Begin Selected text

I want to mark their differences. 

Now I marked the differences with lowcase(char) (see my code below). My question is how I can mark the difference with Red color.

By the way, I appreciate if someone can optimize my code.

 

Thanks.

 

 

 

***Code Start*******************************************

data a;
length f1 $ 200;
input f1;
datalines;
GAGCAAGCGCCATACTCCTGTGGAGAAGTCTGCCGTTACTGCCCTGTGGGGCAAGGTGAACGTGGA
GAGCAAGCGCCATAGTCCTGTGGAGAAGTCTGCCGTTACTGCCCTGTGGGGCAAGGTGAACGTGGA
;

data b;
set a;
retain base len_1;
if _n_=1 then
do;
base=f1;
len_1=length(base);
end;
f2=f1;
len_2=length(f2);
x=min(len_1, len_2);
do i=1 to x;
substr_1=substr(base,i,1);
substr_2=substr(f2,i,1);
if substr_1 ^=substr_2 then substr(f2,i,1)=lowcase(substr_2);
else;
end;
run;

 

proc print data=b ;
var f1 f2;
run;

 

***Code end***********************************

 

 

 

 

1 ACCEPTED SOLUTION

Accepted Solutions
KachiM
Rhodochrosite | Level 12

Compare() function compares two strings. Returns left-most position of the byte which is not matching and 0(zero) when the two strings are same.  Since you have given only two strings which has a differeing byte at the 15-position and I am adding one more string to show that COMPARE() function returns 0.

End Selected text
Begin Data supplied

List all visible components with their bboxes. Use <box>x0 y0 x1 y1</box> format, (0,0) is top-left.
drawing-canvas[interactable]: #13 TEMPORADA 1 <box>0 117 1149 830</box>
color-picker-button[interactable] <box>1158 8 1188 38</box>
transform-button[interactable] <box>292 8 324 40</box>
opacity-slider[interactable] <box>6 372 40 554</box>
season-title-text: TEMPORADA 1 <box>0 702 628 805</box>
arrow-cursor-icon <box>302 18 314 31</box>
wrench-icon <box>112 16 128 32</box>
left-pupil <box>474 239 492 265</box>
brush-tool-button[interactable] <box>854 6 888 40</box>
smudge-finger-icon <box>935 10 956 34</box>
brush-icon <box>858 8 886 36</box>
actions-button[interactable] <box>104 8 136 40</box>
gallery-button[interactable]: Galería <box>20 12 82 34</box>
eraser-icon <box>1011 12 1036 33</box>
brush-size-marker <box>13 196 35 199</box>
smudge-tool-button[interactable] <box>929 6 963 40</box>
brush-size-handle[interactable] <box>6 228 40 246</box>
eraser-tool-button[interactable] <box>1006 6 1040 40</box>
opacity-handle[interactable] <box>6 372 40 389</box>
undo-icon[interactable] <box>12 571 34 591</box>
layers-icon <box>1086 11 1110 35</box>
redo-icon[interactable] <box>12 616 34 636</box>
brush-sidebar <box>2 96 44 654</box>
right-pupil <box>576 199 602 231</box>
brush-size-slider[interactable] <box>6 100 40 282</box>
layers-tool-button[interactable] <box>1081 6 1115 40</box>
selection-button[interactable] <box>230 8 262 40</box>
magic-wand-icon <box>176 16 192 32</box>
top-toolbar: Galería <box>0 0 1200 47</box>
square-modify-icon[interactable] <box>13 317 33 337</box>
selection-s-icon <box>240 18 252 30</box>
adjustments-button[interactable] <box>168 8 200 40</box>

End Data supplied

• [What this exercise asks]
(a) Summarize the SAS string-comparison thread in two sentences.
(b) Supply the next part of the SAS string-comparison thread, picking up after its final sentence.
The entries are not needed for anything here.

• [Set of answers]
(a) The poster marks the differences between two strings by turning each mismatched character to lowercase with a SAS data step that compares them one character at a time, and asks how to mark the differences in red and whether the code can be optimized. In the accepted solution, KachiM explains that the COMPARE() function returns the left-most position where two strings differ, or 0 when they are the same, and adds a third string to show the 0 result.

(b)
 

data a;
length f1 $ 66;
input f1;
datalines;
GAGCAAGCGCCATACTCCTGTGGAGAAGTCTGCCGTTACTGCCCTGTGGGGCAAGGTGAACGTGGA
GAGCAAGCGCCATACTCCTGTGGAGAAGTCTGCCGTTACTGCCCTGTGGGGCAAGGTGAACGTGGA
GAGCAAGCGCCATAGTCCTGTGGAGAAGTCTGCCGTTACTGCCCTGTGGGGCAAGGTGAACGTGGA
;
run;

data _null_;
   retain old;

   set a;
   if _n_ = 1 then old = f1;
   else do;
      dif = compare(f1, old);
      put dif = ;
      if dif = 0 then put 'No Difference';
      if dif ^= 0 then substr(f1, dif, 1) = lowcase(substr(f1, dif, 1));
      put f1 = ;
   end;
run;

 

View solution in original post

12 REPLIES 12
ballardw
Super User

Color implies a method of display that includes such things. So the question to you is what output format are you looking for as addressing individual characters will likley require different methods. Do you want HTML, RTF, PDF or something else for output.

Niugg2010
Obsidian | Level 7

RTF or PDF are both fine for me.

 

Do you mean to use proc template to control the output? In my mind, Proc template can only define to CELLVALUE level, not the special character in each CELL.

 

 

 

ballardw
Super User

@Niugg2010 wrote:

RTF or PDF are both fine for me.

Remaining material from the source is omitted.